Gestellte Aufgabe 1
Nennen Sie alle Benutzernamen, die in der nachstehenden Forumsdiskussion über Lindsay Lohan jeweils zusammen mit einem Datum als Überschrift eines Beitrags stehen.

Vorliegender Text
Vergangenen Freitag gab Richterin Marsha Revel den „Fall Lindsay Lohan“ ab, nachdem schwere Vorwürfe gegen sie erhoben wurden. Angeblich hat sie bei Kontakten und Gesprächen mit der Verteidigung den Staatsanwalt ausgegrenzt.

Doch nicht nur der Prozess selbst wurde zum Thema des Interviews. Auch gegen die ständigen Gerüchte, die um ihre Tochter kursieren, wehrte sich die besorgte Mutter. „Das ist doch alles Propaganda. Man liest Sachen, die nicht der Wahrheit entsprechen“, stellte sie klar. „Lindsay realisiert nicht wirklich, dass die Leute und Medien sie ständig beobachten. Sie kann nicht einmal zu Starbucks gehen, ohne gleich von zwölf Leuten verfolgt zu werden.“

Im Gefängnis habe LiLo aber zumindest Freundinnen gefunden: „"Sie wurde mit angeblichen Mörderinnen zusammengesperrt. Mit vielen hat sie sich angefreundet“, erzählte Dina Lohan. 

*Gruss Gollum*


----------



## Punisher (1 Sep. 2010)

Ach Mutti, heul doch


----------



## Q (1 Sep. 2010)

also ich weiss ja nicht...  Ich glaub mit dem Gerede kommt sie aber auch ein bisschen besser wieder ins Geschäft... Wem wohl der Maserati gehört?  :thx:


----------



## armin (1 Sep. 2010)

die ist wohl auch krank?


----------

Gestellte Aufgabe 2
Legen Sie die Zeilen der nachfolgenden Auflistung als JSON-Liste von Zeichenketten an, eine Zeichenkette je Zeile. Beginnen Sie mit der ersten Zeile der Auflistung und enden Sie mit der Zeile, die „point xyxy=(205,162,213,170)“ enthält.

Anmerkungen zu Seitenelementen
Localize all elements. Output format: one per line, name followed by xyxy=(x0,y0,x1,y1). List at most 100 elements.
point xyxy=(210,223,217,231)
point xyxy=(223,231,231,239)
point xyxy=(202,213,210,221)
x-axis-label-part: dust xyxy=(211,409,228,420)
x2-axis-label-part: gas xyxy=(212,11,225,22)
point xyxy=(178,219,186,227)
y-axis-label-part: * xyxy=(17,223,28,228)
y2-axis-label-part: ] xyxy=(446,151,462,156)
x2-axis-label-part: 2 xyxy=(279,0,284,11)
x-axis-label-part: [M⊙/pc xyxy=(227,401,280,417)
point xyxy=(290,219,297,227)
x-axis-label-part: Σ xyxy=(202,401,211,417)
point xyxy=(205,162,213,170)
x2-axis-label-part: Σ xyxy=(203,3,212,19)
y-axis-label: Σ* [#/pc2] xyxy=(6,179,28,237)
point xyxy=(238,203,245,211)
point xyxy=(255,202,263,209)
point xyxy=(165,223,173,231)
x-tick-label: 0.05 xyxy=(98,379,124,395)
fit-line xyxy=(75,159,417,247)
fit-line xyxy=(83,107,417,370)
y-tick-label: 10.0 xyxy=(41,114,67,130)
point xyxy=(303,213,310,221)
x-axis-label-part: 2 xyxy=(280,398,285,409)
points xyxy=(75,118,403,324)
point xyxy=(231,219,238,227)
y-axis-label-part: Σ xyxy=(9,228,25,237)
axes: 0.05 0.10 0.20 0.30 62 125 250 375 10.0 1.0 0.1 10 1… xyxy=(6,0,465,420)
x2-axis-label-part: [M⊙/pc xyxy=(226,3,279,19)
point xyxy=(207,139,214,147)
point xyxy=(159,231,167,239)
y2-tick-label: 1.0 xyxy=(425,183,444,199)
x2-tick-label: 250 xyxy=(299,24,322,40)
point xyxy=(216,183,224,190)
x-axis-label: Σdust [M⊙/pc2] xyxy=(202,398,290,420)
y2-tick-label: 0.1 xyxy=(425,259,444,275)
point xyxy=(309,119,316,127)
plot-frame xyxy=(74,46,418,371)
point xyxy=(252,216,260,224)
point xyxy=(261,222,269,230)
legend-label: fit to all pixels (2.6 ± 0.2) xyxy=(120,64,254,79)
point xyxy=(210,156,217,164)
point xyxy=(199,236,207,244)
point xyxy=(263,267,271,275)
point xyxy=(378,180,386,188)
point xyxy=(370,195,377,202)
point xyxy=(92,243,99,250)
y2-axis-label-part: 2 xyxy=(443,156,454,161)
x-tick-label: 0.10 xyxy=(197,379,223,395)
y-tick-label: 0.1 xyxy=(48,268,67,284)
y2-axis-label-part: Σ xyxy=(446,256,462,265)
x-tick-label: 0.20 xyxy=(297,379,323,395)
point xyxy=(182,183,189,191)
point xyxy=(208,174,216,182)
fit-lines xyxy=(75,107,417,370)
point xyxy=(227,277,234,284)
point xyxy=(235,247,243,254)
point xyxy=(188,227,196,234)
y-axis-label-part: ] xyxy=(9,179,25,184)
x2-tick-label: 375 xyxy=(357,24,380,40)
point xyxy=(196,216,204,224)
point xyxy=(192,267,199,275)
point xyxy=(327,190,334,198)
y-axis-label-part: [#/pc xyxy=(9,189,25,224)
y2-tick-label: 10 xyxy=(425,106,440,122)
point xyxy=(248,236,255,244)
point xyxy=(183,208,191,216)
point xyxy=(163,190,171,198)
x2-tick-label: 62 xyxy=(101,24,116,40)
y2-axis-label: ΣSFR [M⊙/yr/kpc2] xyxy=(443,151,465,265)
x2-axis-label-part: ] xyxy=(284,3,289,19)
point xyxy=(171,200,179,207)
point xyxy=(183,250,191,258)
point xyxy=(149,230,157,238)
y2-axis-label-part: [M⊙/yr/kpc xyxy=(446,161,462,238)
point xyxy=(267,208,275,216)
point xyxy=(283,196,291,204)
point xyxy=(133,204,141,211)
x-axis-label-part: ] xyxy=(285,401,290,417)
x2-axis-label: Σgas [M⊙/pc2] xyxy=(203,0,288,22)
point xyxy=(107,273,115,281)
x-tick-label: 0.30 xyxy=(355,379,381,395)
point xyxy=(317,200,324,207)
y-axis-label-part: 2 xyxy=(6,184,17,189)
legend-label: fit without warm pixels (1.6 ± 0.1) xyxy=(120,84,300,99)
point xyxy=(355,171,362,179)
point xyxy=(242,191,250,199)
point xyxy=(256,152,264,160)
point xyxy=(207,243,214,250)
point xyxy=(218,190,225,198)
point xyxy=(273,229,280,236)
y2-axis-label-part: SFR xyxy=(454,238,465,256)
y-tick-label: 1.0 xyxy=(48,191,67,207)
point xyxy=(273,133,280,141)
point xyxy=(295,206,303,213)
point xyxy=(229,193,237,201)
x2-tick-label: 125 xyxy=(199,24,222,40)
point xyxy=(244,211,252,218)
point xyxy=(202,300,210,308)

Endergebnis 1
Punisher, Q, armin

Endergebnis 2
[
  "Localize all elements. Output format: one per line, name followed by xyxy=(x0,y0,x1,y1). List at most 100 elements.",
  "point xyxy=(210,223,217,231)",
  "point xyxy=(223,231,231,239)",
  "point xyxy=(202,213,210,221)",
  "x-axis-label-part: dust xyxy=(211,409,228,420)",
  "x2-axis-label-part: gas xyxy=(212,11,225,22)",
  "point xyxy=(178,219,186,227)",
  "y-axis-label-part: * xyxy=(17,223,28,228)",
  "y2-axis-label-part: ] xyxy=(446,151,462,156)",
  "x2-axis-label-part: 2 xyxy=(279,0,284,11)",
  "x-axis-label-part: [M⊙/pc xyxy=(227,401,280,417)",
  "point xyxy=(290,219,297,227)",
  "x-axis-label-part: Σ xyxy=(202,401,211,417)",
  "point xyxy=(205,162,213,170)"
]